(TASK DESCRIPTION)
Restate word for word the lines from the one containing "Enumerate this screenshot's" through the end of the listing below, with both ends included.

== == ==

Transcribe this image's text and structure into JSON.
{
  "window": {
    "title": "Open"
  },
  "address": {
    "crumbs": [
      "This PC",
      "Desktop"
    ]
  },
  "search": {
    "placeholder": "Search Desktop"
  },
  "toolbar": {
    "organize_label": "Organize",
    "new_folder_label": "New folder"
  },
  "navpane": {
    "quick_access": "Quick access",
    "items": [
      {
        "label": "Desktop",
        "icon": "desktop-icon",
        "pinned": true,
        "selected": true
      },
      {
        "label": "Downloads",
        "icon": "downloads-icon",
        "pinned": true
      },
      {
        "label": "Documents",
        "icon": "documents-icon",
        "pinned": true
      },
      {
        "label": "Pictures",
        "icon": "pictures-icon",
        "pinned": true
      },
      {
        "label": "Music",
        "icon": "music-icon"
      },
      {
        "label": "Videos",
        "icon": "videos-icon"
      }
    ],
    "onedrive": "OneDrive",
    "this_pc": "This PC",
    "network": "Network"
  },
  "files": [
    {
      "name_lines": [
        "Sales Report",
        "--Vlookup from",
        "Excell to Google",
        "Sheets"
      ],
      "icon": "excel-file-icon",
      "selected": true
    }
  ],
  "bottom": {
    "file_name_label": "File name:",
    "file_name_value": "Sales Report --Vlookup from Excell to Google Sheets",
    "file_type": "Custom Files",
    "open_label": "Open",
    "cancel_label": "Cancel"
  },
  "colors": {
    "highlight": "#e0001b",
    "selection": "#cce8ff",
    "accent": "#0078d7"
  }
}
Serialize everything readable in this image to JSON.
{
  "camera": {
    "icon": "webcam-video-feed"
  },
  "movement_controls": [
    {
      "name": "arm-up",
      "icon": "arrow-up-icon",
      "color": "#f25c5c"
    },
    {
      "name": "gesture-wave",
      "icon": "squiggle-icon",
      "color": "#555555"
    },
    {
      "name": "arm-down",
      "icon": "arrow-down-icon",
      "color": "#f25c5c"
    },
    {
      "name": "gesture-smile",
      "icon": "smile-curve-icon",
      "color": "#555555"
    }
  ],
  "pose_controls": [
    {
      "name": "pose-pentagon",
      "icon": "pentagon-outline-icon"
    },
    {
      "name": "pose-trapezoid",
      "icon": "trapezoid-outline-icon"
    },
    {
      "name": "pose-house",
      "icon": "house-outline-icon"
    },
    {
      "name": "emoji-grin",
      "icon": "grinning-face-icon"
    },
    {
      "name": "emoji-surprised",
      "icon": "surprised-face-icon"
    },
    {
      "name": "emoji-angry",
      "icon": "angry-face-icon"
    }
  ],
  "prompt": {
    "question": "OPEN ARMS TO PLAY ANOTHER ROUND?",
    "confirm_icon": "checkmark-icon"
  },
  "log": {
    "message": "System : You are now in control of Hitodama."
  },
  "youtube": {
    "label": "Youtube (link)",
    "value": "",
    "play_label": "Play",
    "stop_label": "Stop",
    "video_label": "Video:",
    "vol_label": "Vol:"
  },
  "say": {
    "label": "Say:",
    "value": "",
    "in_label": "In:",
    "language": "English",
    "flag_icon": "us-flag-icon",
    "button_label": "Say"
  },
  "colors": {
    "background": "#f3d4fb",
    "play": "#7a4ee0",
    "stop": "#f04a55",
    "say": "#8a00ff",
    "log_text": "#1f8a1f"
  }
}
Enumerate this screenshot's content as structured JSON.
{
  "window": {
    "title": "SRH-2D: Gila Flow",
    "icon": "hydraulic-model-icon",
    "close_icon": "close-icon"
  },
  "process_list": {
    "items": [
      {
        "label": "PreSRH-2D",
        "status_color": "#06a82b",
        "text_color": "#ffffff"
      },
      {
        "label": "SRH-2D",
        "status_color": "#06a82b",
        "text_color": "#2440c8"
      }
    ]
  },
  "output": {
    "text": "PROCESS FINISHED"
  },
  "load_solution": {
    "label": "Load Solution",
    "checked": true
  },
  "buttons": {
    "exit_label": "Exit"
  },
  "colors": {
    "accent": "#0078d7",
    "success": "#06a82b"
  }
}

== == ==

(FULL RESPONSE)
Enumerate this screenshot's content as structured JSON.
{
  "window": {
    "title": "SRH-2D: Gila Flow",
    "icon": "hydraulic-model-icon",
    "close_icon": "close-icon"
  },
  "process_list": {
    "items": [
      {
        "label": "PreSRH-2D",
        "status_color": "#06a82b",
        "text_color": "#ffffff"
      },
      {
        "label": "SRH-2D",
        "status_color": "#06a82b",
        "text_color": "#2440c8"
      }
    ]
  },
  "output": {
    "text": "PROCESS FINISHED"
  },
  "load_solution": {
    "label": "Load Solution",
    "checked": true
  },
  "buttons": {
    "exit_label": "Exit"
  },
  "colors": {
    "accent": "#0078d7",
    "success": "#06a82b"
  }
}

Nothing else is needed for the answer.